University of Pennsylvania, CIS 565: GPU Programming and Architecture, Project 4
- Yinuo (Travis) Xie
- Tested on: Windows 10, i7-12700 @2.10GHz 32GB, NVIDIA T1000 (Moore Windows PC Lab)
- Overview
- What is Denoising?
- Why Denoise?
- Edge-Avoiding À-Trous Wavelet Transform Denoiser
- Implementation
- Evaluation and Results
- Performance Analysis
- Bloopers
Monte Carlo ray tracing is widely recognized for its ability to produce realistic images. However, it comes with a trade-off: the introduction of noise, particularly when utilizing fewer samples. To address this challenge, I implemented the The Edge-Avoiding À-Trous Wavelet Transform Denoiser. Enhanced by the computational prowess of CUDA, this denoiser swiftly eliminates the unwanted noise, delivering clearer images without compromising on their integral details.
Think of denoising as a meticulous editor for images. It scans through the picture, identifying and removing the unwelcome “grainy” or “speckled” distortions – commonly referred to as noise. The end result is a crisper, more polished image. It’s akin to cleaning up a manuscript, where the editor removes typos and errors to present a flawless final draft.
Imagine trying to enjoy a movie, but the screen is fuzzy and unclear. That’s what noise does to images. Denoising acts like a clarity filter, enhancing the image’s quality, making it more appealing and professional-looking.
Time is of the essence, especially in industries like film or video games where rendering realistic images is crucial. With denoising, you can opt for a quicker, albeit noisier, initial image render. The denoiser then swiftly cleans it up, saving precious time.
Example
Rendering a complex scene with numerous light sources and intricate details can take hours. By using a denoiser, the same scene’s rendering time can be cut in half, with the final image quality remaining top-notch.
Animations consist of numerous frames strung together. Inconsistencies in noise levels across these frames can be jarring. Denoising ensures a smooth, uniform look across the entire animation.
Example
Consider an animated short film featuring a serene sunset. Without denoising, some frames might appear noisier than others, disrupting the tranquility of the scene. Denoising ensures each frame is as pristine as the next.
CUDA is like a turbocharger for denoising processes. It significantly accelerates the denoising operation, making real-time applications and quick iterations possible.
Our denoiser is discerning. It differentiates between genuine image details and noise, ensuring that while the noise is removed, the crucial elements that give the image its character and depth are preserved.

• Directions
a) Transcribe the stretch of the denoiser write-up from "Our denoiser is" through "depth are preserved.".
b) Finish out the next part of the denoiser write-up, picking up after its last line.

• Supplied records
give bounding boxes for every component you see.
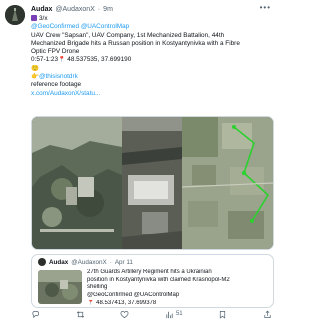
repost-icon: [76, 310, 84, 318]
views-count: 51: [175, 311, 183, 317]
quoted-tweet-header: Audax @AudaxonX · Apr 11: [38, 258, 133, 266]
media-image-3[interactable]: [182, 117, 273, 249]
quoted-line-2: position in Kostyantynivka with claimed …: [87, 276, 230, 283]
quoted-author-name: Audax: [49, 258, 69, 266]
share-button[interactable]: [263, 310, 272, 319]
timecode-line: 0:57-1:23📍 48.537535, 37.699190: [31, 56, 267, 64]
like-icon: [120, 310, 129, 318]
tweet-card[interactable]: Audax @AudaxonX · 9m ••• 3/x @GeoConfirm…: [0, 0, 279, 320]
views-icon: [166, 311, 173, 318]
quoted-author-handle: @AudaxonX: [71, 258, 107, 266]
thread-count-line: 3/x: [31, 15, 267, 23]
author-avatar[interactable]: [5, 5, 25, 25]
body-line-2: Mechanized Brigade hits a Russan positio…: [31, 39, 240, 47]
quoted-author-avatar: [38, 258, 46, 266]
reference-text: reference footage: [31, 81, 82, 89]
emoji-line: 🙂: [31, 65, 267, 73]
round-pushpin-icon: 📍: [87, 299, 95, 306]
thread-count: 3/x: [39, 15, 48, 22]
quoted-separator: ·: [109, 258, 112, 266]
like-button[interactable]: [120, 310, 129, 319]
pointing-hand-emoji-icon: 👉: [31, 73, 39, 81]
views-button[interactable]: 51: [165, 310, 183, 319]
repost-button[interactable]: [76, 310, 85, 319]
media-image-1[interactable]: [32, 117, 122, 249]
smiley-emoji-icon: 🙂: [31, 64, 39, 72]
author-handle[interactable]: @AudaxonX: [55, 5, 94, 15]
action-bar: 51: [31, 309, 272, 319]
body-line-3: Optic FPV Drone: [31, 48, 80, 56]
timecode: 0:57-1:23: [31, 56, 59, 64]
quoted-line-3: shelling: [87, 284, 108, 291]
quoted-media-thumbnail[interactable]: [38, 270, 82, 304]
status-link[interactable]: x.com/AudaxonX/statu...: [31, 90, 267, 98]
more-options-icon[interactable]: •••: [260, 3, 271, 13]
credit-line: 👉@thisisnotdrk: [31, 73, 267, 81]
square-emoji-icon: [31, 15, 37, 21]
quoted-coordinates: 48.537413, 37.699378: [96, 299, 157, 306]
meta-separator: ·: [97, 6, 101, 13]
mention-links[interactable]: @GeoConfirmed @UAControlMap: [31, 23, 267, 31]
quoted-date: Apr 11: [114, 258, 133, 266]
credit-handle-link[interactable]: @thisisnotdrk: [39, 73, 78, 80]
tweet-time[interactable]: 9m: [103, 5, 113, 15]
author-name[interactable]: Audax: [31, 5, 52, 15]
round-pushpin-icon: 📍: [58, 57, 66, 64]
coordinates: 48.537535, 37.699190: [67, 56, 132, 64]
media-grid[interactable]: [31, 116, 274, 250]
reply-button[interactable]: [31, 310, 40, 319]
bookmark-icon: [220, 310, 226, 319]
quoted-tweet-text: 27th Guards Artillery Regiment hits a Uk…: [87, 269, 269, 307]
quoted-coords-line: 📍 48.537413, 37.699378: [87, 299, 269, 307]
quoted-line-4: @GeoConfirmed @UAControlMap: [87, 292, 180, 299]
media-image-2[interactable]: [122, 117, 182, 249]
quoted-tweet[interactable]: Audax @AudaxonX · Apr 11 27th Guards Art…: [31, 254, 274, 308]
reply-icon: [32, 310, 40, 318]
body-line-1: UAV Crew "Sapsan", UAV Company, 1st Mech…: [31, 31, 225, 39]
bookmark-button[interactable]: [218, 310, 227, 319]
quoted-line-1: 27th Guards Artillery Regiment hits a Uk…: [87, 269, 212, 275]
tweet-text: 3/x @GeoConfirmed @UAControlMap UAV Crew…: [31, 15, 267, 98]
share-icon: [264, 310, 271, 318]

• Outputs by task
a)
Our denoiser is discerning. It differentiates between genuine image details and noise, ensuring that while the noise is removed, the crucial elements that give the image its character and depth are preserved.

b)
In the paper, The Edge-Avoiding À-Trous Wavelet Transform Denoiser, the authors introduces a novel denoising algorithm that is both fast and effective. It is based on the à -trous wavelet transform, which is a non-decimated wavelet transform. The algorithm is based on the following steps:
-
Wavelet Decomposition:
- The image is decomposed into a series of wavelet scales using the Ă -trous wavelet transform. This process separates the image into different frequency bands, making it easier to isolate and attenuate noise.
-
Edge Detection:
- Edge detection is performed to identify and preserve the edges in the image. This is crucial as traditional denoising algorithms often blur edges.
-
Noise Estimation:
- Noise is estimated within each wavelet scale. This step is essential to determine the appropriate thresholding needed to suppress noise.
-
Thresholding:
- Adaptive thresholding is applied to each wavelet scale based on the noise estimation. This step suppresses noise while retaining the significant features of the image.
-
Wavelet Reconstruction:
- Finally, the denoised image is reconstructed from the thresholded wavelet scales. The reconstruction ensures that the image is denoised across all scales while preserving the essential structures.
You can find a more detailed explanation of the algorithm in the Paper and Slides.
In the paper, the author implemented the denoiser in GLSL. I used this as a reference to implement the denoiser in CUDA.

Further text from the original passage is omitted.